[Exercise details] Every entry that follows should be repeated exactly; drop the images.
##############################
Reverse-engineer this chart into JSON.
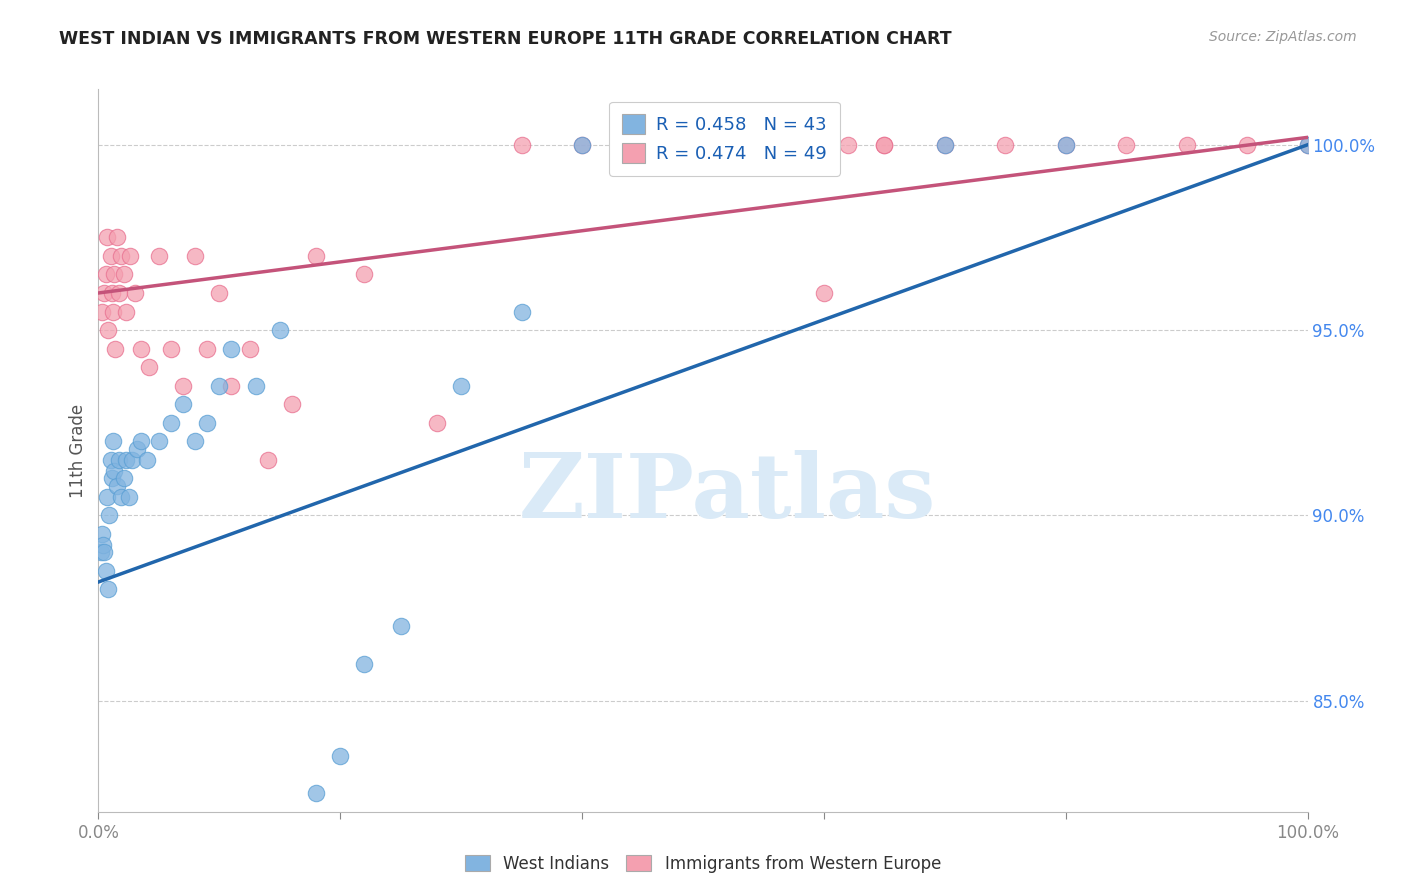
{
  "title": "WEST INDIAN VS IMMIGRANTS FROM WESTERN EUROPE 11TH GRADE CORRELATION CHART",
  "source": "Source: ZipAtlas.com",
  "ylabel": "11th Grade",
  "y_ticks": [
    85.0,
    90.0,
    95.0,
    100.0
  ],
  "y_tick_labels": [
    "85.0%",
    "90.0%",
    "95.0%",
    "100.0%"
  ],
  "x_range": [
    0.0,
    100.0
  ],
  "y_range": [
    82.0,
    101.5
  ],
  "blue_label": "West Indians",
  "pink_label": "Immigrants from Western Europe",
  "blue_R": 0.458,
  "blue_N": 43,
  "pink_R": 0.474,
  "pink_N": 49,
  "blue_color": "#82b4e0",
  "pink_color": "#f4a0b0",
  "blue_edge_color": "#5a9fd4",
  "pink_edge_color": "#e87090",
  "blue_line_color": "#2166ac",
  "pink_line_color": "#c4537a",
  "watermark_color": "#daeaf7",
  "blue_line_x0": 0.0,
  "blue_line_y0": 88.2,
  "blue_line_x1": 100.0,
  "blue_line_y1": 100.0,
  "pink_line_x0": 0.0,
  "pink_line_y0": 96.0,
  "pink_line_x1": 100.0,
  "pink_line_y1": 100.2,
  "blue_x": [
    0.2,
    0.3,
    0.4,
    0.5,
    0.6,
    0.7,
    0.8,
    0.9,
    1.0,
    1.1,
    1.2,
    1.3,
    1.5,
    1.7,
    1.9,
    2.1,
    2.3,
    2.5,
    2.8,
    3.2,
    3.5,
    4.0,
    5.0,
    6.0,
    7.0,
    8.0,
    9.0,
    10.0,
    11.0,
    13.0,
    15.0,
    18.0,
    20.0,
    22.0,
    25.0,
    30.0,
    35.0,
    40.0,
    50.0,
    60.0,
    70.0,
    80.0,
    100.0
  ],
  "blue_y": [
    89.0,
    89.5,
    89.2,
    89.0,
    88.5,
    90.5,
    88.0,
    90.0,
    91.5,
    91.0,
    92.0,
    91.2,
    90.8,
    91.5,
    90.5,
    91.0,
    91.5,
    90.5,
    91.5,
    91.8,
    92.0,
    91.5,
    92.0,
    92.5,
    93.0,
    92.0,
    92.5,
    93.5,
    94.5,
    93.5,
    95.0,
    82.5,
    83.5,
    86.0,
    87.0,
    93.5,
    95.5,
    100.0,
    100.0,
    100.0,
    100.0,
    100.0,
    100.0
  ],
  "pink_x": [
    0.3,
    0.5,
    0.6,
    0.7,
    0.8,
    1.0,
    1.1,
    1.2,
    1.3,
    1.4,
    1.5,
    1.7,
    1.9,
    2.1,
    2.3,
    2.6,
    3.0,
    3.5,
    4.2,
    5.0,
    6.0,
    7.0,
    8.0,
    9.0,
    10.0,
    11.0,
    12.5,
    14.0,
    16.0,
    18.0,
    22.0,
    28.0,
    35.0,
    40.0,
    45.0,
    50.0,
    55.0,
    60.0,
    65.0,
    70.0,
    75.0,
    80.0,
    85.0,
    90.0,
    95.0,
    100.0,
    60.0,
    65.0,
    62.0
  ],
  "pink_y": [
    95.5,
    96.0,
    96.5,
    97.5,
    95.0,
    97.0,
    96.0,
    95.5,
    96.5,
    94.5,
    97.5,
    96.0,
    97.0,
    96.5,
    95.5,
    97.0,
    96.0,
    94.5,
    94.0,
    97.0,
    94.5,
    93.5,
    97.0,
    94.5,
    96.0,
    93.5,
    94.5,
    91.5,
    93.0,
    97.0,
    96.5,
    92.5,
    100.0,
    100.0,
    100.0,
    100.0,
    100.0,
    100.0,
    100.0,
    100.0,
    100.0,
    100.0,
    100.0,
    100.0,
    100.0,
    100.0,
    96.0,
    100.0,
    100.0
  ]
}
##############################
[Exercise result]
Reverse-engineer this chart into JSON.
{
  "title": "WEST INDIAN VS IMMIGRANTS FROM WESTERN EUROPE 11TH GRADE CORRELATION CHART",
  "source": "Source: ZipAtlas.com",
  "ylabel": "11th Grade",
  "y_ticks": [
    85.0,
    90.0,
    95.0,
    100.0
  ],
  "y_tick_labels": [
    "85.0%",
    "90.0%",
    "95.0%",
    "100.0%"
  ],
  "x_range": [
    0.0,
    100.0
  ],
  "y_range": [
    82.0,
    101.5
  ],
  "blue_label": "West Indians",
  "pink_label": "Immigrants from Western Europe",
  "blue_R": 0.458,
  "blue_N": 43,
  "pink_R": 0.474,
  "pink_N": 49,
  "blue_color": "#82b4e0",
  "pink_color": "#f4a0b0",
  "blue_edge_color": "#5a9fd4",
  "pink_edge_color": "#e87090",
  "blue_line_color": "#2166ac",
  "pink_line_color": "#c4537a",
  "watermark_color": "#daeaf7",
  "blue_line_x0": 0.0,
  "blue_line_y0": 88.2,
  "blue_line_x1": 100.0,
  "blue_line_y1": 100.0,
  "pink_line_x0": 0.0,
  "pink_line_y0": 96.0,
  "pink_line_x1": 100.0,
  "pink_line_y1": 100.2,
  "blue_x": [
    0.2,
    0.3,
    0.4,
    0.5,
    0.6,
    0.7,
    0.8,
    0.9,
    1.0,
    1.1,
    1.2,
    1.3,
    1.5,
    1.7,
    1.9,
    2.1,
    2.3,
    2.5,
    2.8,
    3.2,
    3.5,
    4.0,
    5.0,
    6.0,
    7.0,
    8.0,
    9.0,
    10.0,
    11.0,
    13.0,
    15.0,
    18.0,
    20.0,
    22.0,
    25.0,
    30.0,
    35.0,
    40.0,
    50.0,
    60.0,
    70.0,
    80.0,
    100.0
  ],
  "blue_y": [
    89.0,
    89.5,
    89.2,
    89.0,
    88.5,
    90.5,
    88.0,
    90.0,
    91.5,
    91.0,
    92.0,
    91.2,
    90.8,
    91.5,
    90.5,
    91.0,
    91.5,
    90.5,
    91.5,
    91.8,
    92.0,
    91.5,
    92.0,
    92.5,
    93.0,
    92.0,
    92.5,
    93.5,
    94.5,
    93.5,
    95.0,
    82.5,
    83.5,
    86.0,
    87.0,
    93.5,
    95.5,
    100.0,
    100.0,
    100.0,
    100.0,
    100.0,
    100.0
  ],
  "pink_x": [
    0.3,
    0.5,
    0.6,
    0.7,
    0.8,
    1.0,
    1.1,
    1.2,
    1.3,
    1.4,
    1.5,
    1.7,
    1.9,
    2.1,
    2.3,
    2.6,
    3.0,
    3.5,
    4.2,
    5.0,
    6.0,
    7.0,
    8.0,
    9.0,
    10.0,
    11.0,
    12.5,
    14.0,
    16.0,
    18.0,
    22.0,
    28.0,
    35.0,
    40.0,
    45.0,
    50.0,
    55.0,
    60.0,
    65.0,
    70.0,
    75.0,
    80.0,
    85.0,
    90.0,
    95.0,
    100.0,
    60.0,
    65.0,
    62.0
  ],
  "pink_y": [
    95.5,
    96.0,
    96.5,
    97.5,
    95.0,
    97.0,
    96.0,
    95.5,
    96.5,
    94.5,
    97.5,
    96.0,
    97.0,
    96.5,
    95.5,
    97.0,
    96.0,
    94.5,
    94.0,
    97.0,
    94.5,
    93.5,
    97.0,
    94.5,
    96.0,
    93.5,
    94.5,
    91.5,
    93.0,
    97.0,
    96.5,
    92.5,
    100.0,
    100.0,
    100.0,
    100.0,
    100.0,
    100.0,
    100.0,
    100.0,
    100.0,
    100.0,
    100.0,
    100.0,
    100.0,
    100.0,
    96.0,
    100.0,
    100.0
  ]
}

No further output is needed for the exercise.